22 CANGREJOS Y AMEBAS
‘Noche corta de verano, y entre los juncos, fluyendo, la espuma de los cangrejos’. (Yosa Buson)
Takiji Kobayashi escribió la novela ‘Kanikosen: El Cangrejero’ (‘Kanikosen’, 1929) para denunciar las penosas condiciones laborales que sufrían los trabajadores japoneses hace cien años. ‘Kanikosen’ cuenta la historia de los miembros de la tripulación de un barco pesquero, el Hakuko Maru, obligados a jornadas de trabajo de 24 horas en medio de terribles condiciones climatológicas.
A Takiji Kobayashi las autoridades japonesas le hicieron la vida imposible no solo por escribir ‘Kanikosen’ sino también por su activismo político contra la invansión de Manchuria en 1931. En febrero de 1933 Kobayashi murió con solo 29 años a causa de las torturas a las que fue sometido por la policía de Tokio.
Con el paso del tiempo ‘Kanikosen’ se convirtió en el gran clásico de la literatura social japonesa hasta el punto de ser comparada con ‘La jungla’ de Upton Sinclair o ‘Las uvas de la ira’ de John Steinbeck. La novela de Kobayashi a efectos de intenciones artísticas está emparentada con ‘El acorazado Potemkin’ (‘Bronenosets Potiomkin’), la famosa película muda dirigida por Serguei Eisenstein en 1925 que recreó la historia real de la sublevación de un grupo de marineros rusos hartos de sufrir malos tratos.
Además de haber sido adaptada al manga, al cine y al teatro, ‘Kanikosen’ se sigue vendiendo por miles de ejemplares en las librerías japonesas, y en los últimos años ha servido de inspiración a muchos jóvenes indignados con el capitalismo de Japón y su angustioso mercado laboral que bendice los contratos temporales y las condiciones laborales abusivas.
El llamado ‘milagro económico japonés’ se levantó tras la Segunda Guerra Mundial sobre la cultura del esfuerzo y ha sido una historia de sorprendente éxito pero con un alto coste social añadido. El Gran Imperio de Japón que conoció Takiji Kobayashi había llegado a su fin tras la derrota como aliado de Alemania en la Segunda Guerra Mundial.

Registros en bruto:
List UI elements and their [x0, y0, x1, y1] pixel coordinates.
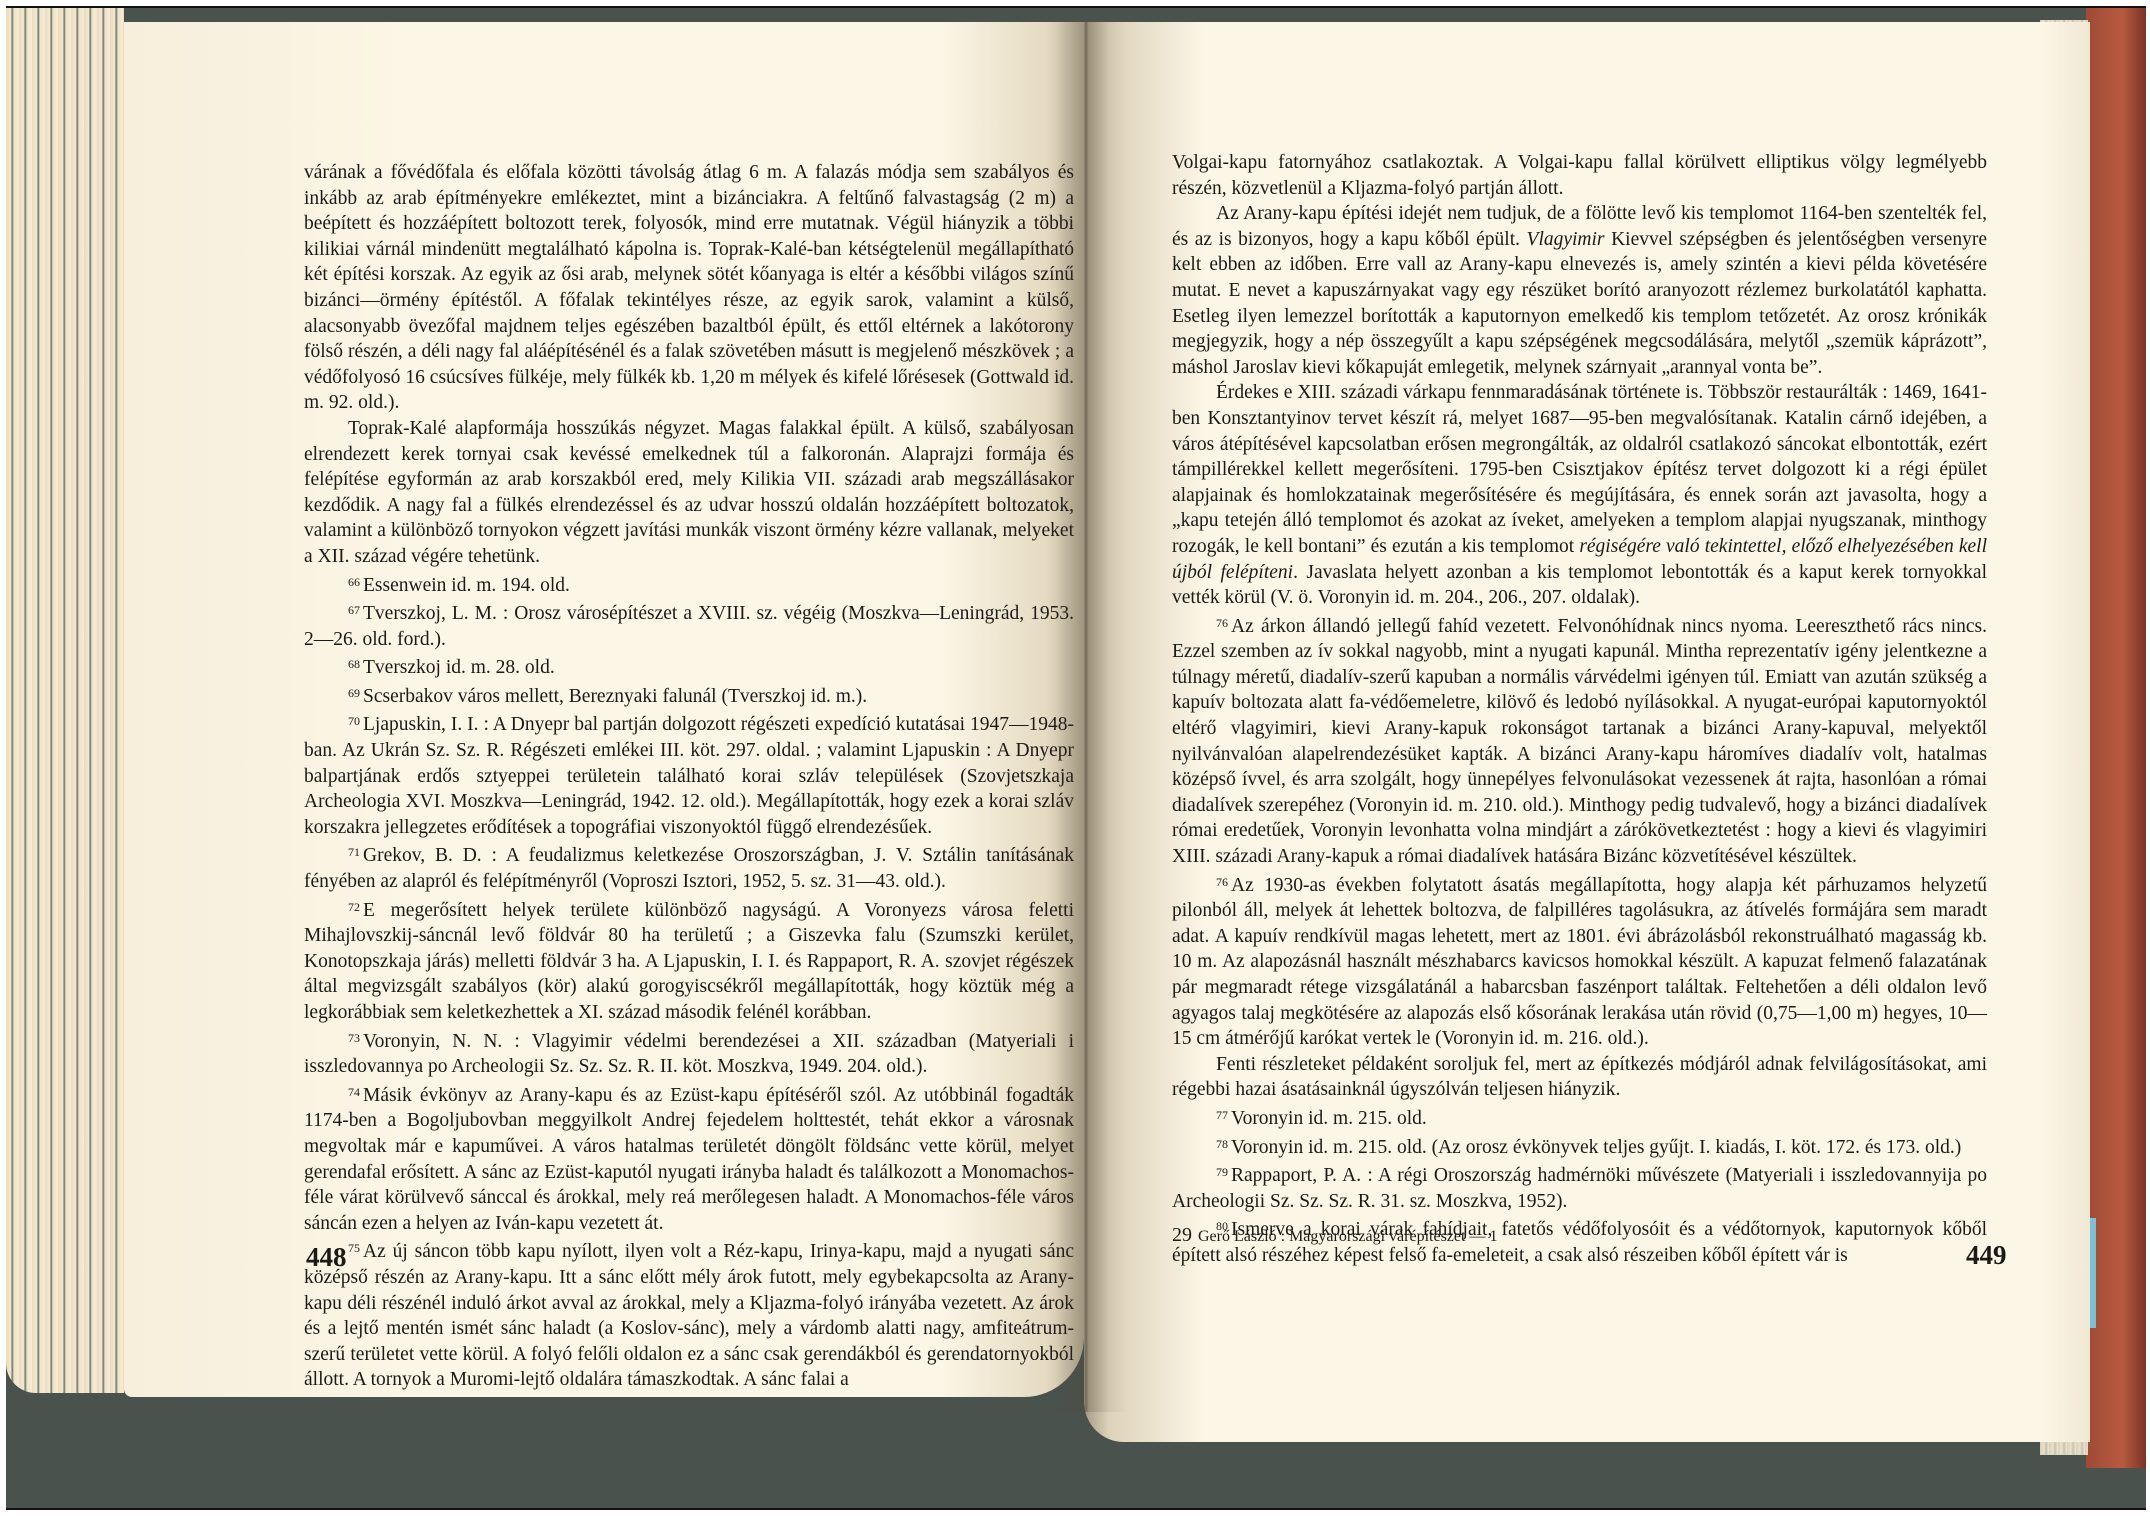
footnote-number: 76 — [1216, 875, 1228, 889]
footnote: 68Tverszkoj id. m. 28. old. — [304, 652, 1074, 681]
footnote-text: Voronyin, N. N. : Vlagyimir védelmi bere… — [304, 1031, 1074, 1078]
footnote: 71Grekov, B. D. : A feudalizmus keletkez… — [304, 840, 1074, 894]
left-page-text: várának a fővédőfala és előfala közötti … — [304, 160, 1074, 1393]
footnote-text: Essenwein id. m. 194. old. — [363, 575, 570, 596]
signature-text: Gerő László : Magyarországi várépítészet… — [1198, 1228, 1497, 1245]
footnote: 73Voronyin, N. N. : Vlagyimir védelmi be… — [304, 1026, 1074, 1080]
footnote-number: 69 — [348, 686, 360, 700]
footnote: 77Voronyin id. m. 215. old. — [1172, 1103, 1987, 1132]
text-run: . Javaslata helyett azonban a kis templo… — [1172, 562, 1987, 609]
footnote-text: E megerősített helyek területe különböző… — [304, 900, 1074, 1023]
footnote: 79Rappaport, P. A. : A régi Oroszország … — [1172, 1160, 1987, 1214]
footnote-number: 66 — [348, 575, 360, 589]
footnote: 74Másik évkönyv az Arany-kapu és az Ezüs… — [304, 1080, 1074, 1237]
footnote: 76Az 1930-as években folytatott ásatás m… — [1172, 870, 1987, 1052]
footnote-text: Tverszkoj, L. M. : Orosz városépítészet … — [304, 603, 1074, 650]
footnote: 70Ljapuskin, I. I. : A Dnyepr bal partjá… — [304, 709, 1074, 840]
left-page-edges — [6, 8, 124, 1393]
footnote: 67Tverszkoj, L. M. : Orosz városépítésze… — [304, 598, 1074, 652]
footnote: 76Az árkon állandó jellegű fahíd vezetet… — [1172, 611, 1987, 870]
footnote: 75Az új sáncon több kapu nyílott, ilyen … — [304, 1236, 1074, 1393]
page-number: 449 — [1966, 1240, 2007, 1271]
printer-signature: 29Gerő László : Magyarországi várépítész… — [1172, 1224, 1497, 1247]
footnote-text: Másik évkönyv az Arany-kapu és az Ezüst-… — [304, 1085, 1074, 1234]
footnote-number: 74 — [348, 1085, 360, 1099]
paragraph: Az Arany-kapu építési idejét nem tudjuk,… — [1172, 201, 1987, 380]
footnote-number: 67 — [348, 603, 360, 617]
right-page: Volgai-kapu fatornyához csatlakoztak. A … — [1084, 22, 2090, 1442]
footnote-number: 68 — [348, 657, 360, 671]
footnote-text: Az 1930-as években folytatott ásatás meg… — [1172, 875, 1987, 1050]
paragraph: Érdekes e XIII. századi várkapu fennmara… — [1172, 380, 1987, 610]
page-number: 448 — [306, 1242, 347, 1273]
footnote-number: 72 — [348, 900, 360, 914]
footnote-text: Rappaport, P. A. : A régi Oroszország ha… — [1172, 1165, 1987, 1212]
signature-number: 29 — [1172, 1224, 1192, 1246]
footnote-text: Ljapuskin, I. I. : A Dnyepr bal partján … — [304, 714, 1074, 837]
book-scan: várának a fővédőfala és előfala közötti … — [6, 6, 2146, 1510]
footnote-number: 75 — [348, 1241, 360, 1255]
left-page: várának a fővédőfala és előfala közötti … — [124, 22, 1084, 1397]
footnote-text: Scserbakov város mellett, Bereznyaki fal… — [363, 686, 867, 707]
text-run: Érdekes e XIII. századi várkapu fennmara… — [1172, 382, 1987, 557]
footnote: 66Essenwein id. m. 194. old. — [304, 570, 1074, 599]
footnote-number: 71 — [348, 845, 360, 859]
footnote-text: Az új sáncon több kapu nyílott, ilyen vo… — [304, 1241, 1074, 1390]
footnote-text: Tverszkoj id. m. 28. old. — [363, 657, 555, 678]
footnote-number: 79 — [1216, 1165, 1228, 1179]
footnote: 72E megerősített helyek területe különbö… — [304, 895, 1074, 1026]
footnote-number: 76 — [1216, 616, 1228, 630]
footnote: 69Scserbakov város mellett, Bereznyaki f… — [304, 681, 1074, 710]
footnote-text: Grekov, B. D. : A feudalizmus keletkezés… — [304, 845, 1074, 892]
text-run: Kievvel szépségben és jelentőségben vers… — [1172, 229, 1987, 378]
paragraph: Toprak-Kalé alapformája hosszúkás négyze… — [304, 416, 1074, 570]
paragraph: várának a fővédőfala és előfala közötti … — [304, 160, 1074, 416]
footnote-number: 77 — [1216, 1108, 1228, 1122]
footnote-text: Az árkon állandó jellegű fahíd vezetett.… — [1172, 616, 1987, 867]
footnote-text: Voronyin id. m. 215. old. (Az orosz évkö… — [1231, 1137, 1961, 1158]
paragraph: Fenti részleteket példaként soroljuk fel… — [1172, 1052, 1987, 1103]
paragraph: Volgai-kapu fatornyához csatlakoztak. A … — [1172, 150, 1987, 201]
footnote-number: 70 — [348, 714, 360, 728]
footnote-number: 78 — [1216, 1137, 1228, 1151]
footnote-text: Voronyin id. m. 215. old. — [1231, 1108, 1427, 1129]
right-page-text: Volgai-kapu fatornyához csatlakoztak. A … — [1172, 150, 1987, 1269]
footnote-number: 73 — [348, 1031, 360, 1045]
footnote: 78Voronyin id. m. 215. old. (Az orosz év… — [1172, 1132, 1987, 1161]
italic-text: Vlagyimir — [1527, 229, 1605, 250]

- [La tarea]: ¿Puedes continuar el texto sobre la novela 'Kanikosen' y su autor, Takiji Kobayashi, a partir de su última frase? El material no tiene ningún papel en esto.

- [Resultado esperado]:
Durante el apogeo del Gran Imperio de Japón la península de Corea estuvo ocupada por los japoneses durante casi cuarenta años, y a día de hoy los coreanos siguen estando muy influidos por la cultura japonesa, con la cual coinciden en la fascinación por el anime, el cosplay, el pop-art, o la estética kitsch.
Japón coincide asimismo con Corea del Sur en muchos aspectos económicos, por ejemplo en la gran penetración internacional de sus mayores conglomerados empresariales y en la fuerte influencia filosófica de las corrientes más estoicas del budismo.
Japón y Corea del Sur comparten además un similar carácter nacional cimentado en las virtudes de los guerreros samuráis, tales como la obediencia a los jefes y la capacidad de sacrificio, así como un mismo orden heteropatriarcal de fuerte tradición en ambos países. Tanto en Japón como en Corea del Sur los sistemas educativos funcionan como auténticas fábricas de trabajadores sumisos y disciplinados.
El famoso ‘karoshi’ japonés (muerte por exceso de trabajo) es conocido en Corea del Sur como ‘gwarosa’, grave problema de salud pública que produce miles de muertes ya sea por agotamiento o como consecuencia de accidentes laborales o de tráfico.
Los suicidios debidos a la presión agobiante que se respira en los centros de trabajo aumentaron tanto en Japón como en Corea del Sur después de las graves crisis económicas de origen puramente especulativo y financiero que sufrieron ambos países a finales del siglo pasado, cuyo coste recayó como siempre en los trabajadores menos cualificados que a partir de entonces sufren altas tasas de temporalidad.
Según datos de 2018 en Japón cerca de 4 millones y medio de personas necesitan dos empleos para llegar a fin de mes. Hasta 70 horas a la semana llegan a trabajar muchos de los que están pluriempleados, por eso el 'karoshi' se ha convertido en una epidemia nacional.
Hay incluso una asociación dedicada a ayudar a los trabajadores japoneses a obtener compensaciones económicas por el ‘karoshi’: El Consejo Nacional de Defensa de las Víctimas de Karoshi. Según sus datos la muerte por exceso de trabajo alcanzó en Japón proporciones de epidemia a partir de la implantación de políticas neoliberales después de la crisis financiera de los ochenta.
La necesidad de competir para mantener el empleo es lo que hace que algunos empleados no solo lleguen a las 70 horas semanales de trabajo sino que incluso se vean en la necesidad de aparentar que trabajan más que sus compañeros. Otro fenómeno que se da por igual en Japón y Corea del Sur es la necesidad de socializar con los superiores al final de la jornada de trabajo pues todo aquel que no estrecha lazos de amistad más allá de las horas de oficina con sus jefes corre el peligro de ser degradado o despedido.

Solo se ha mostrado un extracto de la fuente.